(Extracted records)
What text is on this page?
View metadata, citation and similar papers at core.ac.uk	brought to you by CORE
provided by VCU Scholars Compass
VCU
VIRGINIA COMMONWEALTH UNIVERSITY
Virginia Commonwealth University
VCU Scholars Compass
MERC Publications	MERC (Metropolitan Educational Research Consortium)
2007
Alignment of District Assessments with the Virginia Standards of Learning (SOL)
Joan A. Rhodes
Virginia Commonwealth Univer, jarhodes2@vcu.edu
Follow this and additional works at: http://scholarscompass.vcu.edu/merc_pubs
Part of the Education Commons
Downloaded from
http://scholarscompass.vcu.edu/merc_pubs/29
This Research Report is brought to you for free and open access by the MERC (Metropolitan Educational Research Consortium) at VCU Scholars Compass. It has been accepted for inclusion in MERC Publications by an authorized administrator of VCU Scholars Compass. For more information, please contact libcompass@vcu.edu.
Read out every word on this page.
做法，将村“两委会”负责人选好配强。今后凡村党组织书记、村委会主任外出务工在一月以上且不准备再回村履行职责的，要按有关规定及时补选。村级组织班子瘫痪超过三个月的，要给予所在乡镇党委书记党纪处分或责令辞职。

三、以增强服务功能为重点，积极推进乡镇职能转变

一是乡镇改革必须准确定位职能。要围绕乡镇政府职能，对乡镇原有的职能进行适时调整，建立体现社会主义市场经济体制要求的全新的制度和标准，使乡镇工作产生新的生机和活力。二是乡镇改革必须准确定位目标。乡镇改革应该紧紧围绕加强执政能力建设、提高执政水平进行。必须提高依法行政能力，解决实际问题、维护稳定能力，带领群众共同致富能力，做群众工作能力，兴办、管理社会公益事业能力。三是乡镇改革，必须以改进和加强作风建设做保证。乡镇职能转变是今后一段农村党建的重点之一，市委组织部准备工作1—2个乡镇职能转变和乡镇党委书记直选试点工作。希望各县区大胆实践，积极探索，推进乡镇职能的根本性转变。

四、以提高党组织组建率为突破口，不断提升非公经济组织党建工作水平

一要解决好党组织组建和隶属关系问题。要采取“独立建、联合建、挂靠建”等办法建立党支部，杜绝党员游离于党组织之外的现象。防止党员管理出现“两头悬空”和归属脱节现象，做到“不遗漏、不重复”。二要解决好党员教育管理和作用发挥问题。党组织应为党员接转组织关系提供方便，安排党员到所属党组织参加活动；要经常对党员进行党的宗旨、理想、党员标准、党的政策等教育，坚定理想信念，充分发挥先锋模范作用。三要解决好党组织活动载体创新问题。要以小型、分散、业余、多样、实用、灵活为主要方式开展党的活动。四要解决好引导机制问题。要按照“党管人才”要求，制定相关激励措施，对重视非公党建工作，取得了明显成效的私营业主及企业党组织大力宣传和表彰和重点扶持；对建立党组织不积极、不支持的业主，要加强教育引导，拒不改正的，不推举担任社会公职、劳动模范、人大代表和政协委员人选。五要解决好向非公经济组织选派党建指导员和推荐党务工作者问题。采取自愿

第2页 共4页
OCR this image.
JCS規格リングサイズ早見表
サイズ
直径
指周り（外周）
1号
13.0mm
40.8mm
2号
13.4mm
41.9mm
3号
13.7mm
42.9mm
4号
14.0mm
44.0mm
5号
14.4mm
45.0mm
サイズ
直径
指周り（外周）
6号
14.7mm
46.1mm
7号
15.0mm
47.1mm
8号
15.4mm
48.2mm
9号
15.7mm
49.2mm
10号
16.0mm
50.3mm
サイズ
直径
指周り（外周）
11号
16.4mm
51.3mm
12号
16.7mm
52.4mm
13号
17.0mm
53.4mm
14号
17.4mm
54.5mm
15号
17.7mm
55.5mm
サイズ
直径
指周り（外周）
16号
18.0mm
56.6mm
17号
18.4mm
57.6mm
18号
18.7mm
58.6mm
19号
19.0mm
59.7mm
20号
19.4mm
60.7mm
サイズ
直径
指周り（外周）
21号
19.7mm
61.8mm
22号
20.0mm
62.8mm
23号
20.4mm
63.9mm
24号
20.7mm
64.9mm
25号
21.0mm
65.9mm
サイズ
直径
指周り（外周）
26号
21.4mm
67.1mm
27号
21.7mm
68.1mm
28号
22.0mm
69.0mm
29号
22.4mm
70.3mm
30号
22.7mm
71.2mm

## Exercise aim
Extract each line from the listing that holds the word "brought".

## Result for this exercise
View metadata, citation and similar papers at core.ac.uk	brought to you by CORE
This Research Report is brought to you for free and open access by the MERC (Metropolitan Educational Research Consortium) at VCU Scholars Compass. It has been accepted for inclusion in MERC Publications by an authorized administrator of VCU Scholars Compass. For more information, please contact libcompass@vcu.edu.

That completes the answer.